Supplied information:
[START]

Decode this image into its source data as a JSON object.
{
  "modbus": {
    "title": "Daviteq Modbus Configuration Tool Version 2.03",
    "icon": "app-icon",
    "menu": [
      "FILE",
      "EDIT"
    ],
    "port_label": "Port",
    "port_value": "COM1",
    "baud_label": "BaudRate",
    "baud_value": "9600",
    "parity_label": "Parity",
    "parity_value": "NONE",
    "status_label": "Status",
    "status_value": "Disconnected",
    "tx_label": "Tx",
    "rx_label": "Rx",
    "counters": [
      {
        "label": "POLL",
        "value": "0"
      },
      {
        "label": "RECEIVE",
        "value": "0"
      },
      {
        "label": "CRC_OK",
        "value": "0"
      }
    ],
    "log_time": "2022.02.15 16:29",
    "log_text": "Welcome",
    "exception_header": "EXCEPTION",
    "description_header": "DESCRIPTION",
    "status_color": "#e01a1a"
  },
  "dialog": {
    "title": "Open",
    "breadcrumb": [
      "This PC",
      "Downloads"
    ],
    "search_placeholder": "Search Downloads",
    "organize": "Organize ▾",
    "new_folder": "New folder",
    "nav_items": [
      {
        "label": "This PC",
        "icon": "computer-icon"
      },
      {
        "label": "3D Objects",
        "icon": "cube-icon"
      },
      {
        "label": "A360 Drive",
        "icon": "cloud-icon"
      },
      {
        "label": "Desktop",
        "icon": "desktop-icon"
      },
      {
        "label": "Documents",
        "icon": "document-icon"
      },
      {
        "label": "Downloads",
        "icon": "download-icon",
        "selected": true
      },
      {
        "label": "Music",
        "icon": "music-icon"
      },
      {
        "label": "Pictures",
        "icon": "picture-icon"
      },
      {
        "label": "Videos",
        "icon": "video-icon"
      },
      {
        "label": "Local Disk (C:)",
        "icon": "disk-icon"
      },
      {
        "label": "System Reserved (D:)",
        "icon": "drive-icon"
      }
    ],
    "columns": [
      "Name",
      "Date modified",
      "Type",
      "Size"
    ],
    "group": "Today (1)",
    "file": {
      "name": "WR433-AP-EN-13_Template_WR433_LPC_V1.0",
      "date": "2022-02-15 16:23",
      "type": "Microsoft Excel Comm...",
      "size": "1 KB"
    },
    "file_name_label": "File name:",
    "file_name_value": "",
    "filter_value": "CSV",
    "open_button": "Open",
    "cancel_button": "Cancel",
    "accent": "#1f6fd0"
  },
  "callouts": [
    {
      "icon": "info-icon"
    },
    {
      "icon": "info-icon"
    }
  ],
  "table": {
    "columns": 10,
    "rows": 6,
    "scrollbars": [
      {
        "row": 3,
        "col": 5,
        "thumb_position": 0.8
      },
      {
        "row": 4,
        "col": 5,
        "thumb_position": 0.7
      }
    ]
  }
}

[END]

Once more, set down the full listing, verbatim.

Decode this image into its source data as a JSON object.
{
  "modbus": {
    "title": "Daviteq Modbus Configuration Tool Version 2.03",
    "icon": "app-icon",
    "menu": [
      "FILE",
      "EDIT"
    ],
    "port_label": "Port",
    "port_value": "COM1",
    "baud_label": "BaudRate",
    "baud_value": "9600",
    "parity_label": "Parity",
    "parity_value": "NONE",
    "status_label": "Status",
    "status_value": "Disconnected",
    "tx_label": "Tx",
    "rx_label": "Rx",
    "counters": [
      {
        "label": "POLL",
        "value": "0"
      },
      {
        "label": "RECEIVE",
        "value": "0"
      },
      {
        "label": "CRC_OK",
        "value": "0"
      }
    ],
    "log_time": "2022.02.15 16:29",
    "log_text": "Welcome",
    "exception_header": "EXCEPTION",
    "description_header": "DESCRIPTION",
    "status_color": "#e01a1a"
  },
  "dialog": {
    "title": "Open",
    "breadcrumb": [
      "This PC",
      "Downloads"
    ],
    "search_placeholder": "Search Downloads",
    "organize": "Organize ▾",
    "new_folder": "New folder",
    "nav_items": [
      {
        "label": "This PC",
        "icon": "computer-icon"
      },
      {
        "label": "3D Objects",
        "icon": "cube-icon"
      },
      {
        "label": "A360 Drive",
        "icon": "cloud-icon"
      },
      {
        "label": "Desktop",
        "icon": "desktop-icon"
      },
      {
        "label": "Documents",
        "icon": "document-icon"
      },
      {
        "label": "Downloads",
        "icon": "download-icon",
        "selected": true
      },
      {
        "label": "Music",
        "icon": "music-icon"
      },
      {
        "label": "Pictures",
        "icon": "picture-icon"
      },
      {
        "label": "Videos",
        "icon": "video-icon"
      },
      {
        "label": "Local Disk (C:)",
        "icon": "disk-icon"
      },
      {
        "label": "System Reserved (D:)",
        "icon": "drive-icon"
      }
    ],
    "columns": [
      "Name",
      "Date modified",
      "Type",
      "Size"
    ],
    "group": "Today (1)",
    "file": {
      "name": "WR433-AP-EN-13_Template_WR433_LPC_V1.0",
      "date": "2022-02-15 16:23",
      "type": "Microsoft Excel Comm...",
      "size": "1 KB"
    },
    "file_name_label": "File name:",
    "file_name_value": "",
    "filter_value": "CSV",
    "open_button": "Open",
    "cancel_button": "Cancel",
    "accent": "#1f6fd0"
  },
  "callouts": [
    {
      "icon": "info-icon"
    },
    {
      "icon": "info-icon"
    }
  ],
  "table": {
    "columns": 10,
    "rows": 6,
    "scrollbars": [
      {
        "row": 3,
        "col": 5,
        "thumb_position": 0.8
      },
      {
        "row": 4,
        "col": 5,
        "thumb_position": 0.7
      }
    ]
  }
}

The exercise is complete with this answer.